[Dataset excerpt]
####################
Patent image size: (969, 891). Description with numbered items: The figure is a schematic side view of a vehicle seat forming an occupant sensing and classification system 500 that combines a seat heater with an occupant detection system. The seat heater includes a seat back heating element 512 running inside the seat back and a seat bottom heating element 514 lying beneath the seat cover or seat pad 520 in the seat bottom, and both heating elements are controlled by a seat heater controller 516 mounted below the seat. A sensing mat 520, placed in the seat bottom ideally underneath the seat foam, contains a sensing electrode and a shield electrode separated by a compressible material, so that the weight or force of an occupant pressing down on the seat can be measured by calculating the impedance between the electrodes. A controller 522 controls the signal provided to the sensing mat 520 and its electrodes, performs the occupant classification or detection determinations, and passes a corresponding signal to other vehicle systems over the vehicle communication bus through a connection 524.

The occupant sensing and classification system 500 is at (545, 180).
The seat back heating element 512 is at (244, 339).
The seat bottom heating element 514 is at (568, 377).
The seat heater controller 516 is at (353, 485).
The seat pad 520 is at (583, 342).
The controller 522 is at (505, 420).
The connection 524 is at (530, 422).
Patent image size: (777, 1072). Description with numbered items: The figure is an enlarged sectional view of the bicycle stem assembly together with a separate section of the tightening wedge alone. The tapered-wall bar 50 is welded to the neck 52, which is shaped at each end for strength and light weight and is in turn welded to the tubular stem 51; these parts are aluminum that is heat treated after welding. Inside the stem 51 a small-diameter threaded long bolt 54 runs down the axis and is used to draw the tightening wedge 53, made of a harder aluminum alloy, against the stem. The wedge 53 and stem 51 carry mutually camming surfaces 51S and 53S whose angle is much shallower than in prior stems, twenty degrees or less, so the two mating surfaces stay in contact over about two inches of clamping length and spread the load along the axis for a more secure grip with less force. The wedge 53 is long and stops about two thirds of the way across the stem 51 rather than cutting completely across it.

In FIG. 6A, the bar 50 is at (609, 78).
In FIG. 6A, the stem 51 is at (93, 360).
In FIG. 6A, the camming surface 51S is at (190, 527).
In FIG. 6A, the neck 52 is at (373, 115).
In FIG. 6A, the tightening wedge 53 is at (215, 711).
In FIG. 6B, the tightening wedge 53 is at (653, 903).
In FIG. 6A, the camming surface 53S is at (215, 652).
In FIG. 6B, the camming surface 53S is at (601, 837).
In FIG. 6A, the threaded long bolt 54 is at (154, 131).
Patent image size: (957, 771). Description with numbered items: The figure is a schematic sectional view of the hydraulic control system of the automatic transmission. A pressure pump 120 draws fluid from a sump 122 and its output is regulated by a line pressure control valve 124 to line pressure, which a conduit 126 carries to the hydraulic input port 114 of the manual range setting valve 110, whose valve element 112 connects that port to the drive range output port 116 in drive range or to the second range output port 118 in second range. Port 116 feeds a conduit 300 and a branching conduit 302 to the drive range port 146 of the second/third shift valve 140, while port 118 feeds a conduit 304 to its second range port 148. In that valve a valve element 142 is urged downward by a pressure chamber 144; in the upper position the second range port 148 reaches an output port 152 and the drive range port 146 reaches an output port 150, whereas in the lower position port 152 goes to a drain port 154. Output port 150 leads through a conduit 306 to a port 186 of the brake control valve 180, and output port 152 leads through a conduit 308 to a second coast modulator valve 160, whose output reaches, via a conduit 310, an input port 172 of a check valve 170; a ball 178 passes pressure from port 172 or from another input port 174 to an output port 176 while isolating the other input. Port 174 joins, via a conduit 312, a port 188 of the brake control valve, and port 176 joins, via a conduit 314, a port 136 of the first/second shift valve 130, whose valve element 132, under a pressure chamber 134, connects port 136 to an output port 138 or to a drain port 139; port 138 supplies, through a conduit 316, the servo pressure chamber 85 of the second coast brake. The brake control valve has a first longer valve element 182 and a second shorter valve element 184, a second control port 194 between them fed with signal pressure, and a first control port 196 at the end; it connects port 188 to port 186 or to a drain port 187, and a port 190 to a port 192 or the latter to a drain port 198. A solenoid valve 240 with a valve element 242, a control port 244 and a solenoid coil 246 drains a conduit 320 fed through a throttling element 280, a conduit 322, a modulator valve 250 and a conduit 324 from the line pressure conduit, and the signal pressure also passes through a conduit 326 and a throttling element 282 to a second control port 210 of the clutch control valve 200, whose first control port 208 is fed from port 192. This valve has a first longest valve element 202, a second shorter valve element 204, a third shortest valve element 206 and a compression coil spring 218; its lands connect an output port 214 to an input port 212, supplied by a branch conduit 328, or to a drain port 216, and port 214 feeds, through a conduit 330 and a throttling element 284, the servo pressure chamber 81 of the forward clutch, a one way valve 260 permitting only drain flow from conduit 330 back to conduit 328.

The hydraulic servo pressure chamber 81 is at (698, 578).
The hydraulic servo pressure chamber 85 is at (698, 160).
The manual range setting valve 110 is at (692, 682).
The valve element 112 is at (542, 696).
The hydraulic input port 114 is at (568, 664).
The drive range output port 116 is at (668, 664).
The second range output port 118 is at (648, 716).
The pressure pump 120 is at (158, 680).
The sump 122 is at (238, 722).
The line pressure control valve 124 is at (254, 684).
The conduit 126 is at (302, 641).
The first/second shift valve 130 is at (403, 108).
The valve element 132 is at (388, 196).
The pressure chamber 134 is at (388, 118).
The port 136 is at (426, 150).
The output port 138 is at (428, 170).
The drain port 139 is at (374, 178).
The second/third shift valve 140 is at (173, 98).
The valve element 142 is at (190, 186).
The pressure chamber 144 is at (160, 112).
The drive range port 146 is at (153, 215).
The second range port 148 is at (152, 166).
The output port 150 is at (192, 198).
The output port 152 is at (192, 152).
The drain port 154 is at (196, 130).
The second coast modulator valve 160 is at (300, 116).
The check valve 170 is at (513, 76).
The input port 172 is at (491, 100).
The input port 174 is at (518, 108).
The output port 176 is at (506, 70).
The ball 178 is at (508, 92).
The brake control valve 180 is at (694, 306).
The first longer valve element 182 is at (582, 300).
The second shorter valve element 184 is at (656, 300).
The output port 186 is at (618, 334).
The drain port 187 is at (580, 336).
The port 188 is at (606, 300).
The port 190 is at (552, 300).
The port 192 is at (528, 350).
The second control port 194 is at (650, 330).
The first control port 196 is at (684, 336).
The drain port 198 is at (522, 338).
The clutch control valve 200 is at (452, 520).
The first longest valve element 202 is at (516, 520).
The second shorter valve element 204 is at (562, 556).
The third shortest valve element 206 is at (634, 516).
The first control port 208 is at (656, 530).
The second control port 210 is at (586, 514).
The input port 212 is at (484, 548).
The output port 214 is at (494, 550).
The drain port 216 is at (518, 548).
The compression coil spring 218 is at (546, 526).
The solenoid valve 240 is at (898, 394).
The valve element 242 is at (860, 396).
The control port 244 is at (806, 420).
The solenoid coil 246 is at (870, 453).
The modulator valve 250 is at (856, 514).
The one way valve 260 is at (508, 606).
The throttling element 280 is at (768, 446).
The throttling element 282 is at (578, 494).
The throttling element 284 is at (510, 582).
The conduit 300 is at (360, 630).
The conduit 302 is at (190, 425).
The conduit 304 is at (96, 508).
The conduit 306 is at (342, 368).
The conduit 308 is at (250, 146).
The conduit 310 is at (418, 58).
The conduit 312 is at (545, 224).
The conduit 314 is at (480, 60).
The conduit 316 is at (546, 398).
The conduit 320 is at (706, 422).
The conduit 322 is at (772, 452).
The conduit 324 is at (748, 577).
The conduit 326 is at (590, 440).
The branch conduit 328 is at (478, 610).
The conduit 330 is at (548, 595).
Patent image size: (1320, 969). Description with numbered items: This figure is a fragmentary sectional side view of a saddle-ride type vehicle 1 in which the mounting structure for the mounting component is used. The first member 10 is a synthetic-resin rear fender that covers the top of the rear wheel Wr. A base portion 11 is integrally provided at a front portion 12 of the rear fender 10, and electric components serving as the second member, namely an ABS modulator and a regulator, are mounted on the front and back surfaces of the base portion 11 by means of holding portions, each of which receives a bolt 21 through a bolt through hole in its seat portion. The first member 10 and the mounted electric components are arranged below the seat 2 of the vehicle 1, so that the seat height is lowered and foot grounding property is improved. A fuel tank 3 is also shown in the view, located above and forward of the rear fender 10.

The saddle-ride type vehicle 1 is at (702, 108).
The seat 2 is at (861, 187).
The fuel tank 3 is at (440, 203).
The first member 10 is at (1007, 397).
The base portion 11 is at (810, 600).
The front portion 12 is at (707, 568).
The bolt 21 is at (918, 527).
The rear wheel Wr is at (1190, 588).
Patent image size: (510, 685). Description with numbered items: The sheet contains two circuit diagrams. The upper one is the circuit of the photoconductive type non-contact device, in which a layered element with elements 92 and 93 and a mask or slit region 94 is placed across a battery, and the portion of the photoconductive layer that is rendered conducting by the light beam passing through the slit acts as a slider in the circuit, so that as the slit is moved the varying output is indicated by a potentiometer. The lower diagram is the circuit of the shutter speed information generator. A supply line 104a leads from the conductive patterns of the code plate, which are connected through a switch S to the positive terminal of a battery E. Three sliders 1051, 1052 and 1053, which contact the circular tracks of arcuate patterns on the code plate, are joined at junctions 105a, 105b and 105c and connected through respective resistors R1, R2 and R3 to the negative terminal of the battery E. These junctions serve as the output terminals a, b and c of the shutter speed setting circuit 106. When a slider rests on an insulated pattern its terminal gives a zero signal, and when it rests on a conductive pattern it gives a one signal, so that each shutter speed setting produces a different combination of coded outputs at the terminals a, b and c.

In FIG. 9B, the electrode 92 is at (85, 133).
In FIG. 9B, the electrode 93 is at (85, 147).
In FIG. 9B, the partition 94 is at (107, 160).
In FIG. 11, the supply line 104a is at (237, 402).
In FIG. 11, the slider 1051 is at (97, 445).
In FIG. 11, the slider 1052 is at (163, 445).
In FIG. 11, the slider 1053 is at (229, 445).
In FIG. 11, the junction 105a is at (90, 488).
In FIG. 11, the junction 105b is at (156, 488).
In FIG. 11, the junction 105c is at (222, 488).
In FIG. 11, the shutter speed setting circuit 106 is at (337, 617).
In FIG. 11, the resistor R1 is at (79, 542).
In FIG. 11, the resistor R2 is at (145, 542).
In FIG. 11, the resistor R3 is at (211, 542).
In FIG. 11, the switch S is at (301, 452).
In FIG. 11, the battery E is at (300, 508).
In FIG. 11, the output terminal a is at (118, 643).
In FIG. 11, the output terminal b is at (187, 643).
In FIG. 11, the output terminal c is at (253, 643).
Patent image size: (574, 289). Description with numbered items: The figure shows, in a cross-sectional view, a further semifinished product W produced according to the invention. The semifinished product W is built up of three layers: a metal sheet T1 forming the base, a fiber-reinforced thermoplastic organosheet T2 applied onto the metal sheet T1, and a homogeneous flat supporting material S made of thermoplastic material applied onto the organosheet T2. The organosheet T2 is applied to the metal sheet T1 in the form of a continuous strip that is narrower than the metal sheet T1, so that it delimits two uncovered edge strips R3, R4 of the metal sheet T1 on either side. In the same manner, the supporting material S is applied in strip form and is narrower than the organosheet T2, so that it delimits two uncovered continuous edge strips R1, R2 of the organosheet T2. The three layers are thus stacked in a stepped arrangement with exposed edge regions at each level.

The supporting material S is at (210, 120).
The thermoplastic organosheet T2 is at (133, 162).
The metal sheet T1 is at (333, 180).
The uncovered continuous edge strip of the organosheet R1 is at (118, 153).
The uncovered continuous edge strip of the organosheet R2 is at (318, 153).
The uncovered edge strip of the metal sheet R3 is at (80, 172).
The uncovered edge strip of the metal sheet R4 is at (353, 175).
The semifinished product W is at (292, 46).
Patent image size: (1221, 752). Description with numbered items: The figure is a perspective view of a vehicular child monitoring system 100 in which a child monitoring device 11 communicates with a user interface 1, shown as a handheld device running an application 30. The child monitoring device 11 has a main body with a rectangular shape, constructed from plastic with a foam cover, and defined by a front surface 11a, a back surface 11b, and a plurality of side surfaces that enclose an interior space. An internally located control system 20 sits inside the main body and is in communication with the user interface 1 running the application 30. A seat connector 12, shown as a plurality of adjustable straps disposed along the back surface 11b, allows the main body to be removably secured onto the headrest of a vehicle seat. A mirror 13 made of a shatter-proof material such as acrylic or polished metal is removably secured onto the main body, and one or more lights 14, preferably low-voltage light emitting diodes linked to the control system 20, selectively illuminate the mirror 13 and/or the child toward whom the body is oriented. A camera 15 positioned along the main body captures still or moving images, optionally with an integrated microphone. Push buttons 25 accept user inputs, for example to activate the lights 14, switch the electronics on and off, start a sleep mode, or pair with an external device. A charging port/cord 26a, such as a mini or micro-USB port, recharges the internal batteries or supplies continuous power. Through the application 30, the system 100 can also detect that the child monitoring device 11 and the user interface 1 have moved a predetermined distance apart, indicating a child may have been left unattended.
####################
Written problem ▸ Copy out the lines of the data word for word, starting at the very first line and ending at the line that contains "The connection 524 is at (530, 422).", with both of those lines included.

Result of this task ▸
Patent image size: (969, 891). Description with numbered items: The figure is a schematic side view of a vehicle seat forming an occupant sensing and classification system 500 that combines a seat heater with an occupant detection system. The seat heater includes a seat back heating element 512 running inside the seat back and a seat bottom heating element 514 lying beneath the seat cover or seat pad 520 in the seat bottom, and both heating elements are controlled by a seat heater controller 516 mounted below the seat. A sensing mat 520, placed in the seat bottom ideally underneath the seat foam, contains a sensing electrode and a shield electrode separated by a compressible material, so that the weight or force of an occupant pressing down on the seat can be measured by calculating the impedance between the electrodes. A controller 522 controls the signal provided to the sensing mat 520 and its electrodes, performs the occupant classification or detection determinations, and passes a corresponding signal to other vehicle systems over the vehicle communication bus through a connection 524.

The occupant sensing and classification system 500 is at (545, 180).
The seat back heating element 512 is at (244, 339).
The seat bottom heating element 514 is at (568, 377).
The seat heater controller 516 is at (353, 485).
The seat pad 520 is at (583, 342).
The controller 522 is at (505, 420).
The connection 524 is at (530, 422).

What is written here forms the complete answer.